*MATERIAL TO PROCESS*
☆ ☆ ☆ ☆ ☆

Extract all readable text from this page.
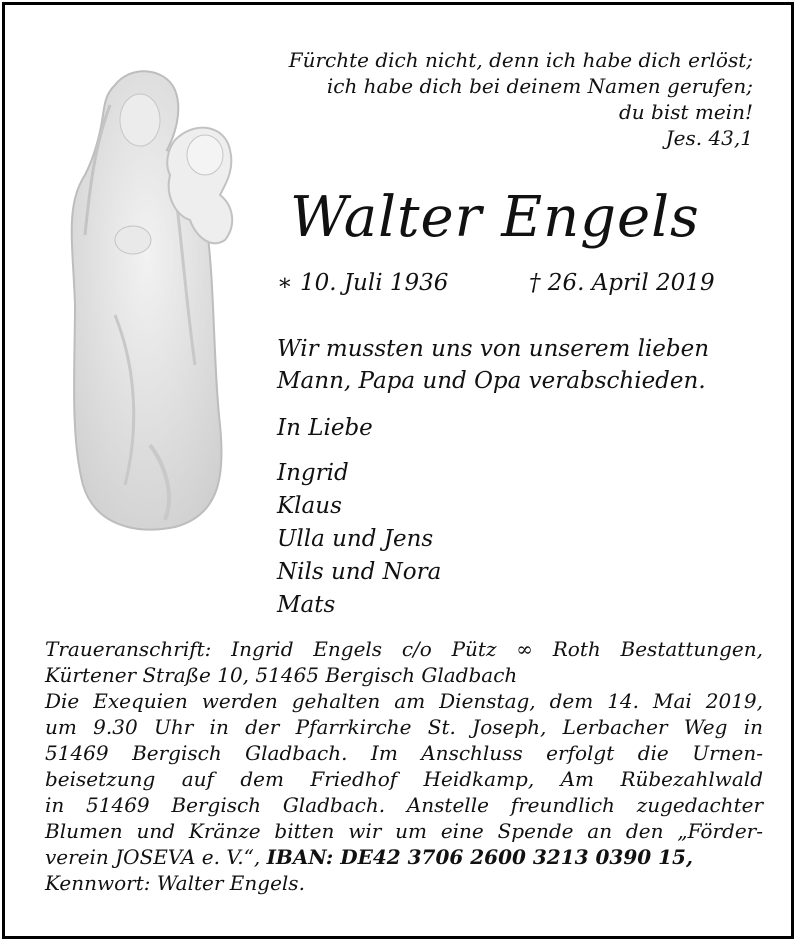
Fürchte dich nicht, denn ich habe dich erlöst;
ich habe dich bei deinem Namen gerufen;
du bist mein!
Jes. 43,1
Walter Engels
∗ 10. Juli 1936	† 26. April 2019
Wir mussten uns von unserem lieben
Mann, Papa und Opa verabschieden.
In Liebe
Ingrid
Klaus
Ulla und Jens
Nils und Nora
Mats
Traueranschrift: Ingrid Engels c/o Pütz ∞ Roth Bestattungen,
Kürtener Straße 10, 51465 Bergisch Gladbach
Die Exequien werden gehalten am Dienstag, dem 14. Mai 2019,
um 9.30 Uhr in der Pfarrkirche St. Joseph, Lerbacher Weg in
51469 Bergisch Gladbach. Im Anschluss erfolgt die Urnen-
beisetzung auf dem Friedhof Heidkamp, Am Rübezahlwald
in 51469 Bergisch Gladbach. Anstelle freundlich zugedachter
Blumen und Kränze bitten wir um eine Spende an den „Förder-
verein JOSEVA e. V.“, IBAN: DE42 3706 2600 3213 0390 15,
Kennwort: Walter Engels.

☆ ☆ ☆ ☆ ☆

*EXERCISE*
Repeat the listing above exactly, with no pictures.

*FINISHED TASK*
Extract all readable text from this page.
Fürchte dich nicht, denn ich habe dich erlöst;
ich habe dich bei deinem Namen gerufen;
du bist mein!
Jes. 43,1
Walter Engels
∗ 10. Juli 1936	† 26. April 2019
Wir mussten uns von unserem lieben
Mann, Papa und Opa verabschieden.
In Liebe
Ingrid
Klaus
Ulla und Jens
Nils und Nora
Mats
Traueranschrift: Ingrid Engels c/o Pütz ∞ Roth Bestattungen,
Kürtener Straße 10, 51465 Bergisch Gladbach
Die Exequien werden gehalten am Dienstag, dem 14. Mai 2019,
um 9.30 Uhr in der Pfarrkirche St. Joseph, Lerbacher Weg in
51469 Bergisch Gladbach. Im Anschluss erfolgt die Urnen-
beisetzung auf dem Friedhof Heidkamp, Am Rübezahlwald
in 51469 Bergisch Gladbach. Anstelle freundlich zugedachter
Blumen und Kränze bitten wir um eine Spende an den „Förder-
verein JOSEVA e. V.“, IBAN: DE42 3706 2600 3213 0390 15,
Kennwort: Walter Engels.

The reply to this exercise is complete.